-------- DATA SHOWN

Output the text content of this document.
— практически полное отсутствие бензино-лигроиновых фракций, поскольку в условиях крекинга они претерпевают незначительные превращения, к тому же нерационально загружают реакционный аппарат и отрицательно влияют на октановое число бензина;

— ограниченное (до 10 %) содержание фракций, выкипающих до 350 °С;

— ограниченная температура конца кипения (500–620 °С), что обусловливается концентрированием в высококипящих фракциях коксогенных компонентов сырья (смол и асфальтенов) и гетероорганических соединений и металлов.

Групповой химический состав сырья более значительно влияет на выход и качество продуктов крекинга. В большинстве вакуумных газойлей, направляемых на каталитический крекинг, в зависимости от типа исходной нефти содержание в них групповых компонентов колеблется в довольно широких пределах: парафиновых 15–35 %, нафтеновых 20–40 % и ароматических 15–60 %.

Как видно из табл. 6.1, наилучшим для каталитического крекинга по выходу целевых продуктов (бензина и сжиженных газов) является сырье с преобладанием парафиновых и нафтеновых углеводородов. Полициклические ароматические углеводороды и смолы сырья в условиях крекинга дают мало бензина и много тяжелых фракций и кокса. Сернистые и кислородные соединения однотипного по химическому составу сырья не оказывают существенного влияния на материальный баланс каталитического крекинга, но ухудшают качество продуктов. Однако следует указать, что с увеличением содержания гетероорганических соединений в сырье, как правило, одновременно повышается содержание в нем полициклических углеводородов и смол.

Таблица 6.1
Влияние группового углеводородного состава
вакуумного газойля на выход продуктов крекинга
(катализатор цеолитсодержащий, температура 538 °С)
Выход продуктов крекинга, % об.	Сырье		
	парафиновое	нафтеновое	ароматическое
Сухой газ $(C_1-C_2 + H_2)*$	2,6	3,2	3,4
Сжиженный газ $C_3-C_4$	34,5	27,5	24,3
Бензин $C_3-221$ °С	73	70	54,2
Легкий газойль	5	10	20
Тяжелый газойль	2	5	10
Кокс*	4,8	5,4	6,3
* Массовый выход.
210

----------------

## EXERCISE
Output the lines above verbatim and in full.

## CORRECT RESPONSE
Output the text content of this document.
— практически полное отсутствие бензино-лигроиновых фракций, поскольку в условиях крекинга они претерпевают незначительные превращения, к тому же нерационально загружают реакционный аппарат и отрицательно влияют на октановое число бензина;

— ограниченное (до 10 %) содержание фракций, выкипающих до 350 °С;

— ограниченная температура конца кипения (500–620 °С), что обусловливается концентрированием в высококипящих фракциях коксогенных компонентов сырья (смол и асфальтенов) и гетероорганических соединений и металлов.

Групповой химический состав сырья более значительно влияет на выход и качество продуктов крекинга. В большинстве вакуумных газойлей, направляемых на каталитический крекинг, в зависимости от типа исходной нефти содержание в них групповых компонентов колеблется в довольно широких пределах: парафиновых 15–35 %, нафтеновых 20–40 % и ароматических 15–60 %.

Как видно из табл. 6.1, наилучшим для каталитического крекинга по выходу целевых продуктов (бензина и сжиженных газов) является сырье с преобладанием парафиновых и нафтеновых углеводородов. Полициклические ароматические углеводороды и смолы сырья в условиях крекинга дают мало бензина и много тяжелых фракций и кокса. Сернистые и кислородные соединения однотипного по химическому составу сырья не оказывают существенного влияния на материальный баланс каталитического крекинга, но ухудшают качество продуктов. Однако следует указать, что с увеличением содержания гетероорганических соединений в сырье, как правило, одновременно повышается содержание в нем полициклических углеводородов и смол.

Таблица 6.1
Влияние группового углеводородного состава
вакуумного газойля на выход продуктов крекинга
(катализатор цеолитсодержащий, температура 538 °С)
Выход продуктов крекинга, % об.	Сырье		
	парафиновое	нафтеновое	ароматическое
Сухой газ $(C_1-C_2 + H_2)*$	2,6	3,2	3,4
Сжиженный газ $C_3-C_4$	34,5	27,5	24,3
Бензин $C_3-221$ °С	73	70	54,2
Легкий газойль	5	10	20
Тяжелый газойль	2	5	10
Кокс*	4,8	5,4	6,3
* Массовый выход.
210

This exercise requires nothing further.